◆ **Listing**
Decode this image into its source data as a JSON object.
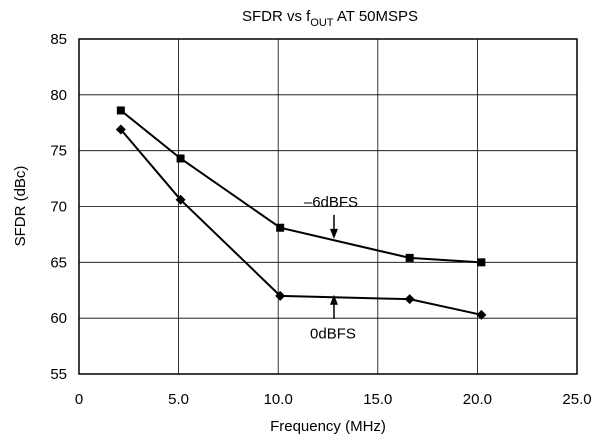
{
  "chart_data": {
    "type": "line",
    "title": {
      "main": "SFDR vs f",
      "sub": "OUT",
      "rest": " AT 50MSPS"
    },
    "xlabel": "Frequency (MHz)",
    "ylabel": "SFDR (dBc)",
    "xlim": [
      0,
      25
    ],
    "ylim": [
      55,
      85
    ],
    "xticks": [
      0,
      5,
      10,
      15,
      20,
      25
    ],
    "xtick_labels": [
      "0",
      "5.0",
      "10.0",
      "15.0",
      "20.0",
      "25.0"
    ],
    "yticks": [
      55,
      60,
      65,
      70,
      75,
      80,
      85
    ],
    "ytick_labels": [
      "55",
      "60",
      "65",
      "70",
      "75",
      "80",
      "85"
    ],
    "grid": true,
    "series": [
      {
        "name": "–6dBFS",
        "marker": "square",
        "color": "#000000",
        "x": [
          2.1,
          5.1,
          10.1,
          16.6,
          20.2
        ],
        "y": [
          78.6,
          74.3,
          68.1,
          65.4,
          65.0
        ]
      },
      {
        "name": "0dBFS",
        "marker": "diamond",
        "color": "#000000",
        "x": [
          2.1,
          5.1,
          10.1,
          16.6,
          20.2
        ],
        "y": [
          76.9,
          70.6,
          62.0,
          61.7,
          60.3
        ]
      }
    ],
    "annotations": [
      {
        "text": "–6dBFS",
        "arrow_to": [
          12.8,
          67.1
        ],
        "arrow_dir": "down"
      },
      {
        "text": "0dBFS",
        "arrow_to": [
          12.8,
          62.1
        ],
        "arrow_dir": "up"
      }
    ]
  }
}
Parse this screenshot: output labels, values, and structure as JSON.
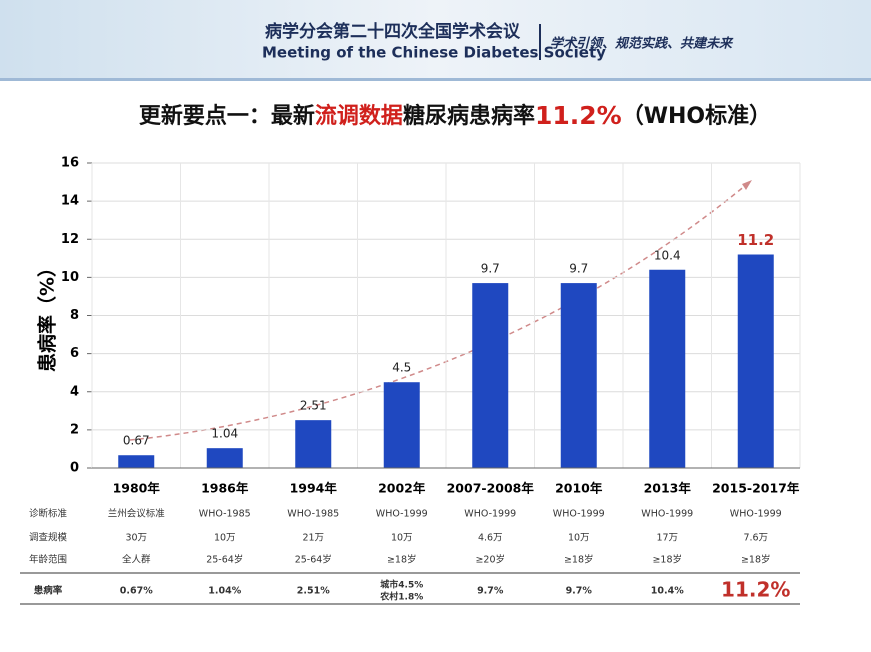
{
  "header": {
    "title": "病学分会第二十四次全国学术会议",
    "subtitle": "Meeting of the Chinese Diabetes Society",
    "slogan": "学术引领、规范实践、共建未来"
  },
  "title_parts": [
    {
      "text": "更新要点一：最新",
      "color": "#111111"
    },
    {
      "text": "流调数据",
      "color": "#d0201c"
    },
    {
      "text": "糖尿病患病率",
      "color": "#111111"
    },
    {
      "text": "11.2%",
      "color": "#d0201c"
    },
    {
      "text": "（WHO标准）",
      "color": "#111111"
    }
  ],
  "chart_data": {
    "type": "bar",
    "y_label": "患病率（%）",
    "categories": [
      "1980年",
      "1986年",
      "1994年",
      "2002年",
      "2007-2008年",
      "2010年",
      "2013年",
      "2015-2017年"
    ],
    "values": [
      0.67,
      1.04,
      2.51,
      4.5,
      9.7,
      9.7,
      10.4,
      11.2
    ],
    "color": "#1f48c0",
    "label_colors": [
      "#222222",
      "#222222",
      "#222222",
      "#222222",
      "#222222",
      "#222222",
      "#222222",
      "#c0302a"
    ],
    "ylim": [
      0,
      16
    ],
    "yticks": [
      0,
      2,
      4,
      6,
      8,
      10,
      12,
      14,
      16
    ],
    "grid": true
  },
  "table": {
    "rows": [
      {
        "label": "诊断标准",
        "cells": [
          "兰州会议标准",
          "WHO-1985",
          "WHO-1985",
          "WHO-1999",
          "WHO-1999",
          "WHO-1999",
          "WHO-1999",
          "WHO-1999"
        ]
      },
      {
        "label": "调查规模",
        "cells": [
          "30万",
          "10万",
          "21万",
          "10万",
          "4.6万",
          "10万",
          "17万",
          "7.6万"
        ]
      },
      {
        "label": "年龄范围",
        "cells": [
          "全人群",
          "25-64岁",
          "25-64岁",
          "≥18岁",
          "≥20岁",
          "≥18岁",
          "≥18岁",
          "≥18岁"
        ]
      },
      {
        "label": "患病率",
        "cells": [
          "0.67%",
          "1.04%",
          "2.51%",
          [
            "城市4.5%",
            "农村1.8%"
          ],
          "9.7%",
          "9.7%",
          "10.4%",
          "11.2%"
        ]
      }
    ]
  }
}
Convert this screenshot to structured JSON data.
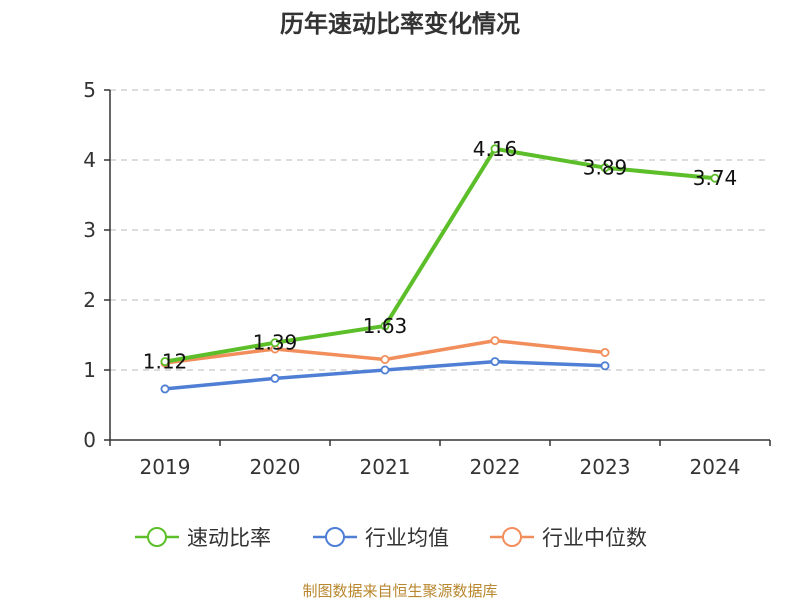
{
  "chart_data": {
    "type": "line",
    "title": "历年速动比率变化情况",
    "categories": [
      "2019",
      "2020",
      "2021",
      "2022",
      "2023",
      "2024"
    ],
    "y_ticks": [
      "0",
      "1",
      "2",
      "3",
      "4",
      "5"
    ],
    "ylim": [
      0,
      5
    ],
    "grid": "horizontal-dashed",
    "legend_position": "bottom",
    "series": [
      {
        "name": "速动比率",
        "values": [
          1.12,
          1.39,
          1.63,
          4.16,
          3.89,
          3.74
        ],
        "color": "#5cbf2a",
        "labels": [
          "1.12",
          "1.39",
          "1.63",
          "4.16",
          "3.89",
          "3.74"
        ]
      },
      {
        "name": "行业均值",
        "values": [
          0.73,
          0.88,
          1.0,
          1.12,
          1.06,
          null
        ],
        "color": "#4f7fd4"
      },
      {
        "name": "行业中位数",
        "values": [
          1.1,
          1.3,
          1.15,
          1.42,
          1.25,
          null
        ],
        "color": "#f28e5b"
      }
    ]
  },
  "source": {
    "text": "制图数据来自恒生聚源数据库",
    "color": "#b8872f"
  }
}
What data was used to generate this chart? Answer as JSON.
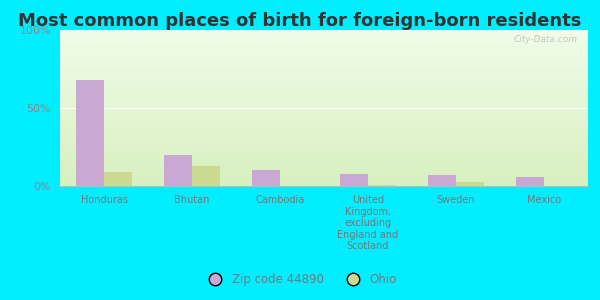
{
  "title": "Most common places of birth for foreign-born residents",
  "categories": [
    "Honduras",
    "Bhutan",
    "Cambodia",
    "United\nKingdom,\nexcluding\nEngland and\nScotland",
    "Sweden",
    "Mexico"
  ],
  "zip_values": [
    68,
    20,
    10,
    8,
    7,
    6
  ],
  "ohio_values": [
    9,
    13,
    0,
    0.5,
    2.5,
    0
  ],
  "zip_color": "#c9a8d4",
  "ohio_color": "#ccd990",
  "bar_width": 0.32,
  "ylim": [
    0,
    100
  ],
  "yticks": [
    0,
    50,
    100
  ],
  "ytick_labels": [
    "0%",
    "50%",
    "100%"
  ],
  "background_color": "#00eeff",
  "legend_zip": "Zip code 44890",
  "legend_ohio": "Ohio",
  "watermark": "City-Data.com",
  "title_fontsize": 13,
  "label_fontsize": 8
}
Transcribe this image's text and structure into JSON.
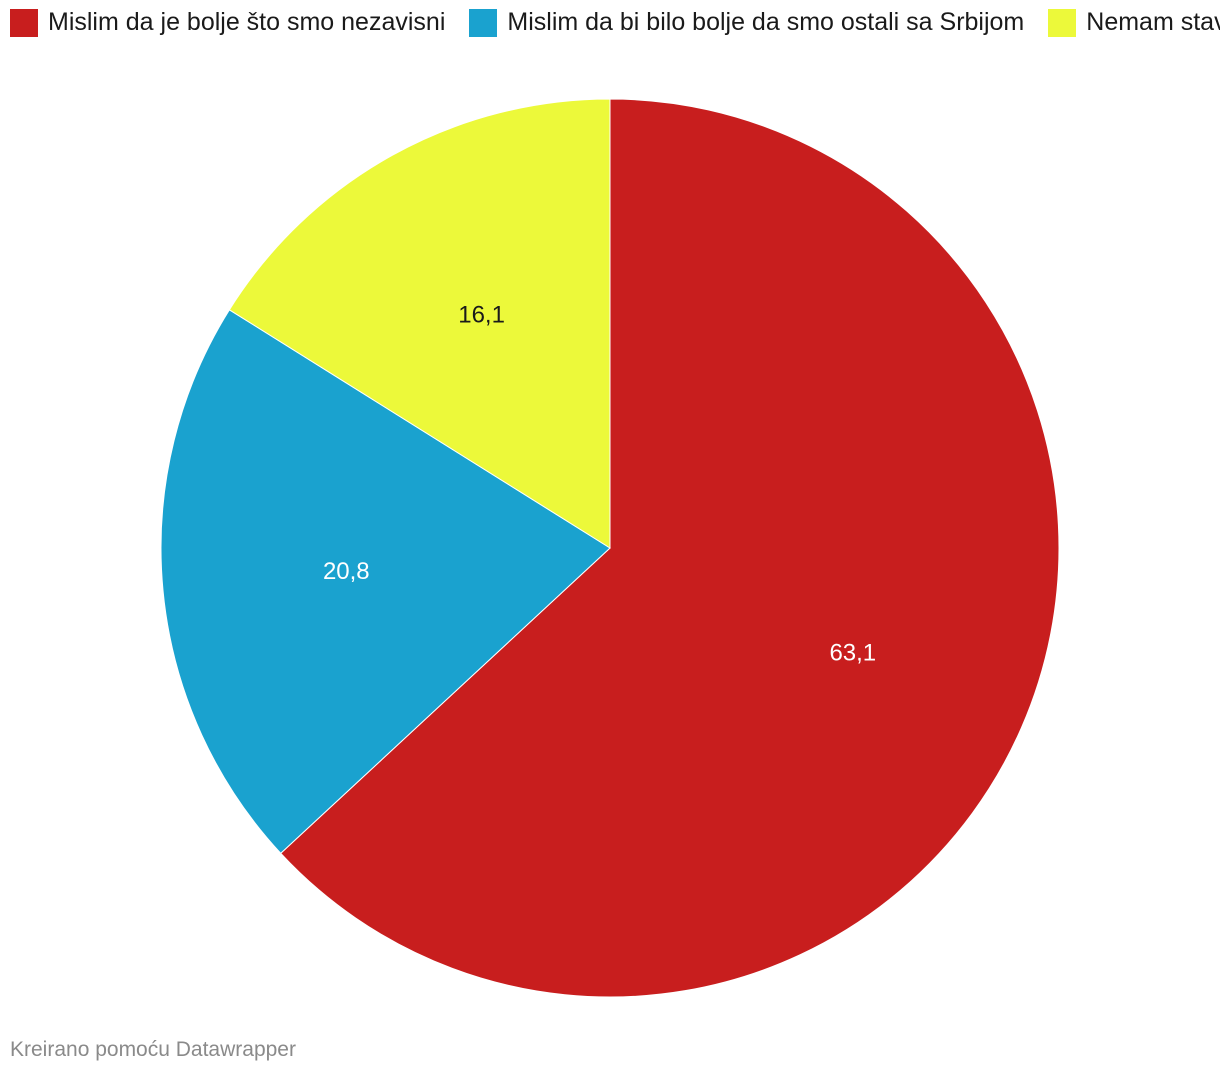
{
  "chart_data": {
    "type": "pie",
    "categories": [
      "Mislim da je bolje što smo nezavisni",
      "Mislim da bi bilo bolje da smo ostali sa Srbijom",
      "Nemam stav"
    ],
    "values": [
      63.1,
      20.8,
      16.1
    ],
    "value_labels": [
      "63,1",
      "20,8",
      "16,1"
    ],
    "colors": [
      "#c81e1e",
      "#1aa2cf",
      "#ecf93a"
    ],
    "label_colors": [
      "#ffffff",
      "#ffffff",
      "#1a1a1a"
    ],
    "start_angle_deg": 0,
    "direction": "clockwise",
    "legend_position": "top-left"
  },
  "footer": {
    "credit": "Kreirano pomoću Datawrapper"
  }
}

◆ **Request**
Copy every line in the entries above that has the string "type" in it.

◆ **Task output**
    "type": "line",
    "type": "bar",
    "type": "line",
    "type": "pie",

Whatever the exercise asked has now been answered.